(Dataset records on visual material)
---*---

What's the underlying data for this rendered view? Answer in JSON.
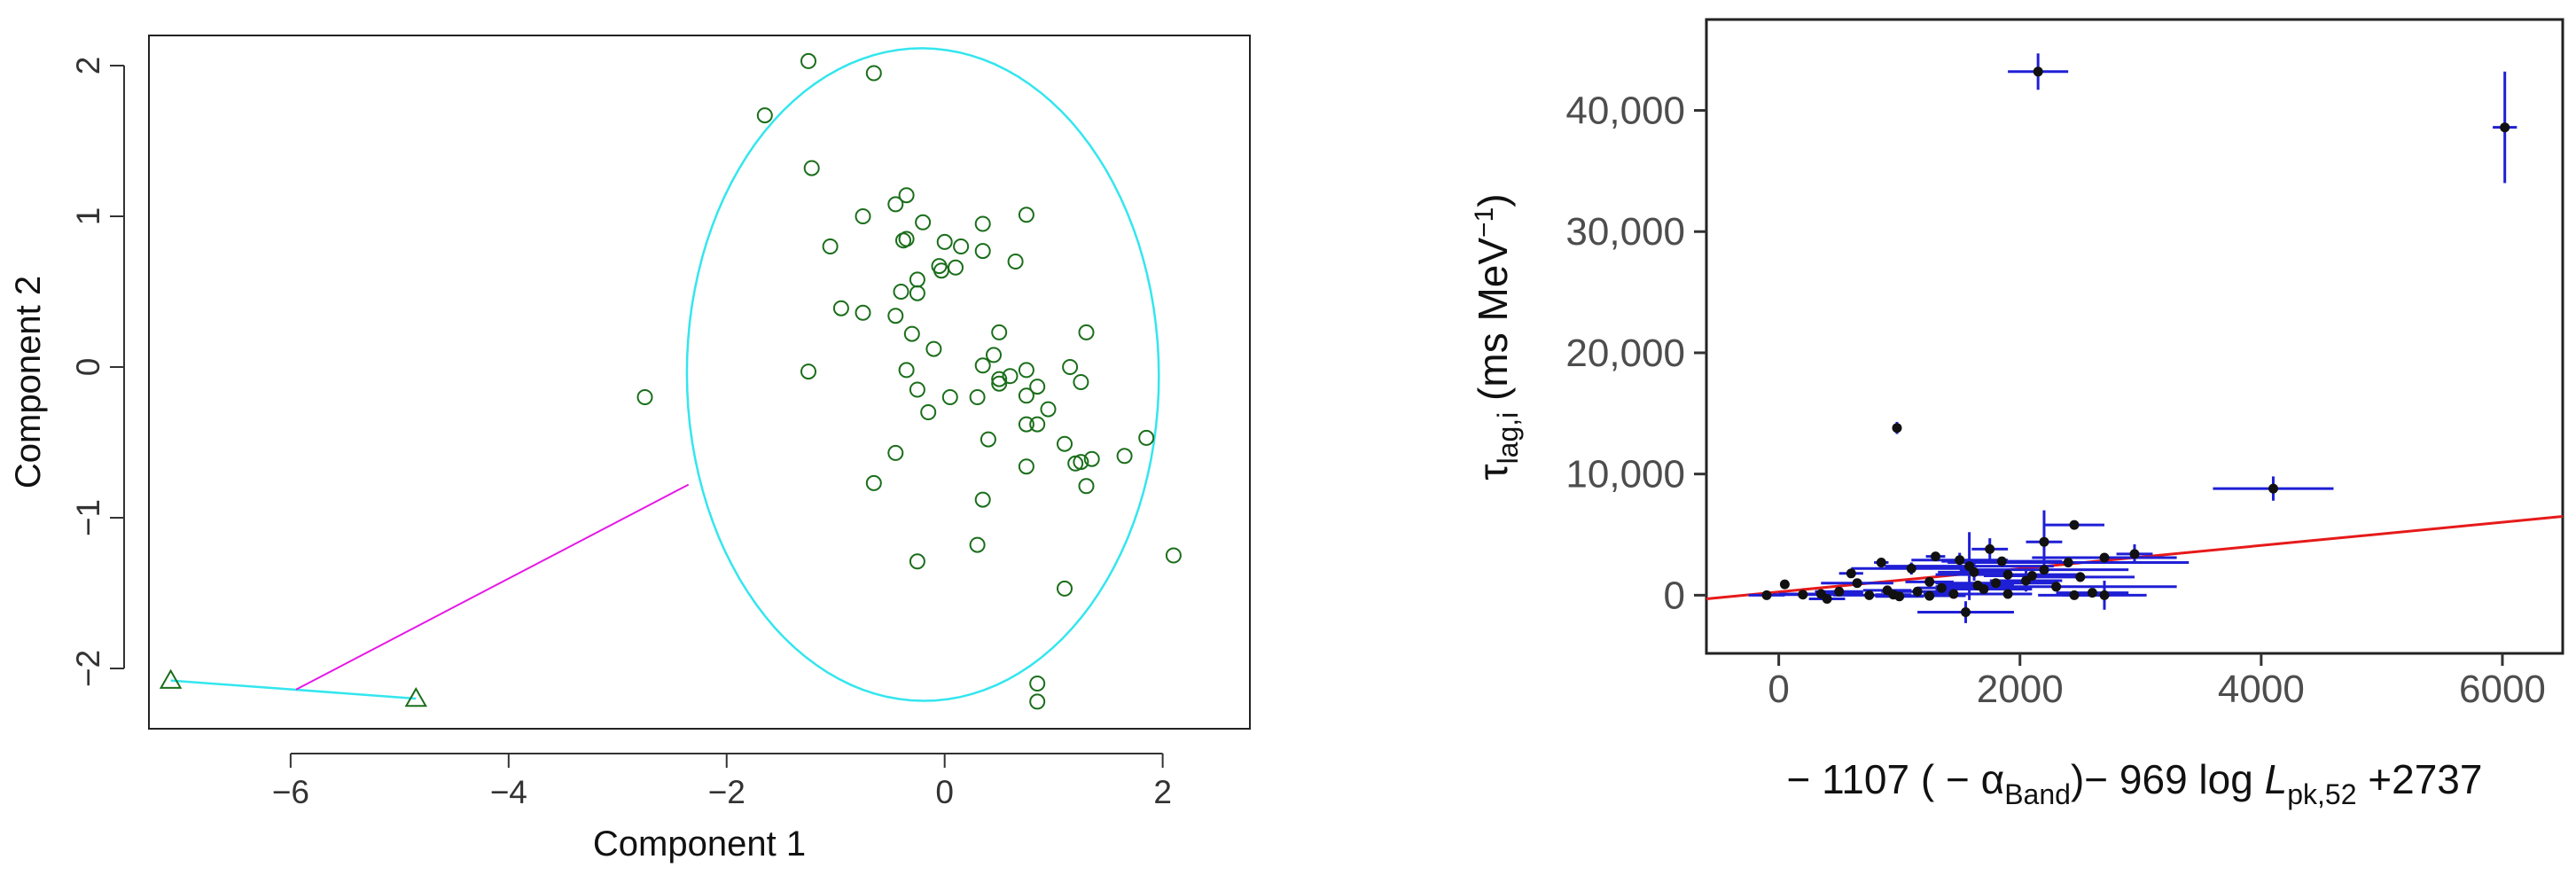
{
  "chart_data": [
    {
      "type": "scatter",
      "xlabel": "Component 1",
      "ylabel": "Component 2",
      "xlim": [
        -7.3,
        2.8
      ],
      "ylim": [
        -2.4,
        2.2
      ],
      "xticks": [
        -6,
        -4,
        -2,
        0,
        2
      ],
      "yticks": [
        -2,
        -1,
        0,
        1,
        2
      ],
      "xtick_labels": [
        "−6",
        "−4",
        "−2",
        "0",
        "2"
      ],
      "ytick_labels": [
        "−2",
        "−1",
        "0",
        "1",
        "2"
      ],
      "grid": false,
      "colors": {
        "points": "#1a6e1a",
        "ellipse": "#33e6ee",
        "connector": "#e619e6"
      },
      "cluster_main": {
        "marker": "circle",
        "ellipse": {
          "center": [
            -0.2,
            -0.05
          ],
          "rx": 2.17,
          "ry": 2.16,
          "rotation_deg": -45
        },
        "points": [
          [
            -1.25,
            2.03
          ],
          [
            -0.65,
            1.95
          ],
          [
            -1.65,
            1.67
          ],
          [
            -1.22,
            1.32
          ],
          [
            -0.35,
            1.14
          ],
          [
            -0.45,
            1.08
          ],
          [
            -0.75,
            1.0
          ],
          [
            0.75,
            1.01
          ],
          [
            -0.2,
            0.96
          ],
          [
            0.35,
            0.95
          ],
          [
            -0.35,
            0.85
          ],
          [
            -0.38,
            0.84
          ],
          [
            0.0,
            0.83
          ],
          [
            0.15,
            0.8
          ],
          [
            -1.05,
            0.8
          ],
          [
            0.35,
            0.77
          ],
          [
            0.65,
            0.7
          ],
          [
            -0.05,
            0.67
          ],
          [
            -0.03,
            0.64
          ],
          [
            0.1,
            0.66
          ],
          [
            -0.25,
            0.58
          ],
          [
            -0.4,
            0.5
          ],
          [
            -0.25,
            0.49
          ],
          [
            -0.95,
            0.39
          ],
          [
            -0.75,
            0.36
          ],
          [
            -0.45,
            0.34
          ],
          [
            -0.3,
            0.22
          ],
          [
            0.5,
            0.23
          ],
          [
            1.3,
            0.23
          ],
          [
            -0.1,
            0.12
          ],
          [
            0.45,
            0.08
          ],
          [
            0.35,
            0.01
          ],
          [
            1.15,
            0.0
          ],
          [
            -1.25,
            -0.03
          ],
          [
            -0.35,
            -0.02
          ],
          [
            0.75,
            -0.02
          ],
          [
            0.5,
            -0.08
          ],
          [
            0.5,
            -0.11
          ],
          [
            1.25,
            -0.1
          ],
          [
            -0.25,
            -0.15
          ],
          [
            0.85,
            -0.13
          ],
          [
            0.6,
            -0.06
          ],
          [
            0.05,
            -0.2
          ],
          [
            0.3,
            -0.2
          ],
          [
            0.75,
            -0.19
          ],
          [
            -0.15,
            -0.3
          ],
          [
            0.95,
            -0.28
          ],
          [
            0.75,
            -0.38
          ],
          [
            0.85,
            -0.38
          ],
          [
            1.1,
            -0.51
          ],
          [
            1.85,
            -0.47
          ],
          [
            0.4,
            -0.48
          ],
          [
            -0.45,
            -0.57
          ],
          [
            1.35,
            -0.61
          ],
          [
            1.25,
            -0.63
          ],
          [
            1.2,
            -0.64
          ],
          [
            1.65,
            -0.59
          ],
          [
            0.75,
            -0.66
          ],
          [
            -0.65,
            -0.77
          ],
          [
            1.3,
            -0.79
          ],
          [
            0.35,
            -0.88
          ],
          [
            0.3,
            -1.18
          ],
          [
            -0.25,
            -1.29
          ],
          [
            1.1,
            -1.47
          ],
          [
            2.1,
            -1.25
          ],
          [
            -2.75,
            -0.2
          ],
          [
            0.85,
            -2.1
          ],
          [
            0.85,
            -2.22
          ]
        ]
      },
      "cluster_outlier": {
        "marker": "triangle",
        "points": [
          [
            -7.1,
            -2.08
          ],
          [
            -4.85,
            -2.2
          ]
        ]
      },
      "connector": {
        "from": [
          -5.95,
          -2.14
        ],
        "to": [
          -2.35,
          -0.78
        ]
      }
    },
    {
      "type": "scatter",
      "xlabel_parts": {
        "p1": "− 1107 ( − α",
        "p1_sub": "Band",
        "p2": ")− 969 log ",
        "p2_italic": "L",
        "p2_sub": "pk,52",
        "p3": " +2737"
      },
      "ylabel_parts": {
        "tau": "τ",
        "tau_sub": "lag,i",
        "unit": " (ms MeV",
        "unit_sup": "−1",
        "close": ")"
      },
      "xlim": [
        -600,
        6500
      ],
      "ylim": [
        -4800,
        47500
      ],
      "xticks": [
        0,
        2000,
        4000,
        6000
      ],
      "yticks": [
        0,
        10000,
        20000,
        30000,
        40000
      ],
      "xtick_labels": [
        "0",
        "2000",
        "4000",
        "6000"
      ],
      "ytick_labels": [
        "0",
        "10,000",
        "20,000",
        "30,000",
        "40,000"
      ],
      "grid": false,
      "colors": {
        "points": "#111111",
        "errorbars": "#1f1fd6",
        "fit": "#e61a1a"
      },
      "fit_line": {
        "x": [
          -600,
          6500
        ],
        "y": [
          -300,
          6500
        ]
      },
      "points": [
        {
          "x": 2150,
          "y": 43200,
          "xerr": 250,
          "yerr": 1500
        },
        {
          "x": 6020,
          "y": 38600,
          "xerr": 100,
          "yerr": 4600
        },
        {
          "x": 980,
          "y": 13800,
          "xerr": 30,
          "yerr": 500
        },
        {
          "x": 4100,
          "y": 8800,
          "xerr": 500,
          "yerr": 1000
        },
        {
          "x": 2450,
          "y": 5800,
          "xerr": 250,
          "yerr": 0
        },
        {
          "x": 2200,
          "y": 4400,
          "xerr": 150,
          "yerr": 2600
        },
        {
          "x": 1750,
          "y": 3800,
          "xerr": 150,
          "yerr": 900
        },
        {
          "x": 2950,
          "y": 3400,
          "xerr": 150,
          "yerr": 800
        },
        {
          "x": 1300,
          "y": 3200,
          "xerr": 80,
          "yerr": 0
        },
        {
          "x": 2700,
          "y": 3100,
          "xerr": 600,
          "yerr": 0
        },
        {
          "x": 1500,
          "y": 2900,
          "xerr": 400,
          "yerr": 600
        },
        {
          "x": 1850,
          "y": 2800,
          "xerr": 500,
          "yerr": 0
        },
        {
          "x": 850,
          "y": 2700,
          "xerr": 60,
          "yerr": 0
        },
        {
          "x": 2400,
          "y": 2700,
          "xerr": 1000,
          "yerr": 400
        },
        {
          "x": 1580,
          "y": 2400,
          "xerr": 700,
          "yerr": 2800
        },
        {
          "x": 1100,
          "y": 2200,
          "xerr": 500,
          "yerr": 500
        },
        {
          "x": 2200,
          "y": 2100,
          "xerr": 700,
          "yerr": 300
        },
        {
          "x": 1620,
          "y": 1900,
          "xerr": 300,
          "yerr": 700
        },
        {
          "x": 1900,
          "y": 1700,
          "xerr": 600,
          "yerr": 300
        },
        {
          "x": 600,
          "y": 1800,
          "xerr": 100,
          "yerr": 300
        },
        {
          "x": 2500,
          "y": 1500,
          "xerr": 450,
          "yerr": 400
        },
        {
          "x": 2050,
          "y": 1200,
          "xerr": 300,
          "yerr": 900
        },
        {
          "x": 1250,
          "y": 1100,
          "xerr": 200,
          "yerr": 300
        },
        {
          "x": 650,
          "y": 1000,
          "xerr": 300,
          "yerr": 200
        },
        {
          "x": 50,
          "y": 900,
          "xerr": 30,
          "yerr": 0
        },
        {
          "x": 2300,
          "y": 700,
          "xerr": 1000,
          "yerr": 300
        },
        {
          "x": 1350,
          "y": 600,
          "xerr": 200,
          "yerr": 300
        },
        {
          "x": 1700,
          "y": 500,
          "xerr": 400,
          "yerr": 500
        },
        {
          "x": 900,
          "y": 400,
          "xerr": 200,
          "yerr": 0
        },
        {
          "x": 500,
          "y": 300,
          "xerr": 200,
          "yerr": 200
        },
        {
          "x": 1150,
          "y": 300,
          "xerr": 300,
          "yerr": 0
        },
        {
          "x": 2600,
          "y": 200,
          "xerr": 300,
          "yerr": 0
        },
        {
          "x": 350,
          "y": 100,
          "xerr": 350,
          "yerr": 200
        },
        {
          "x": 1900,
          "y": 100,
          "xerr": 200,
          "yerr": 300
        },
        {
          "x": 2700,
          "y": 0,
          "xerr": 350,
          "yerr": 1200
        },
        {
          "x": 1450,
          "y": 100,
          "xerr": 250,
          "yerr": 0
        },
        {
          "x": 950,
          "y": 50,
          "xerr": 150,
          "yerr": 200
        },
        {
          "x": 2450,
          "y": 0,
          "xerr": 300,
          "yerr": 0
        },
        {
          "x": 1250,
          "y": -50,
          "xerr": 300,
          "yerr": 0
        },
        {
          "x": -100,
          "y": 0,
          "xerr": 150,
          "yerr": 200
        },
        {
          "x": 200,
          "y": 50,
          "xerr": 250,
          "yerr": 0
        },
        {
          "x": 750,
          "y": 0,
          "xerr": 300,
          "yerr": 0
        },
        {
          "x": 1000,
          "y": -100,
          "xerr": 200,
          "yerr": 0
        },
        {
          "x": 400,
          "y": -300,
          "xerr": 150,
          "yerr": 200
        },
        {
          "x": 1550,
          "y": -1400,
          "xerr": 400,
          "yerr": 900
        },
        {
          "x": 1650,
          "y": 800,
          "xerr": 300,
          "yerr": 0
        },
        {
          "x": 1800,
          "y": 1000,
          "xerr": 500,
          "yerr": 200
        },
        {
          "x": 2100,
          "y": 1600,
          "xerr": 400,
          "yerr": 0
        }
      ]
    }
  ]
}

---*---

> **Directive**
Search the records for the word "Component", then list every line that has it.

> **Output of the exercise**
      "xlabel": "Component 1",
      "ylabel": "Component 2",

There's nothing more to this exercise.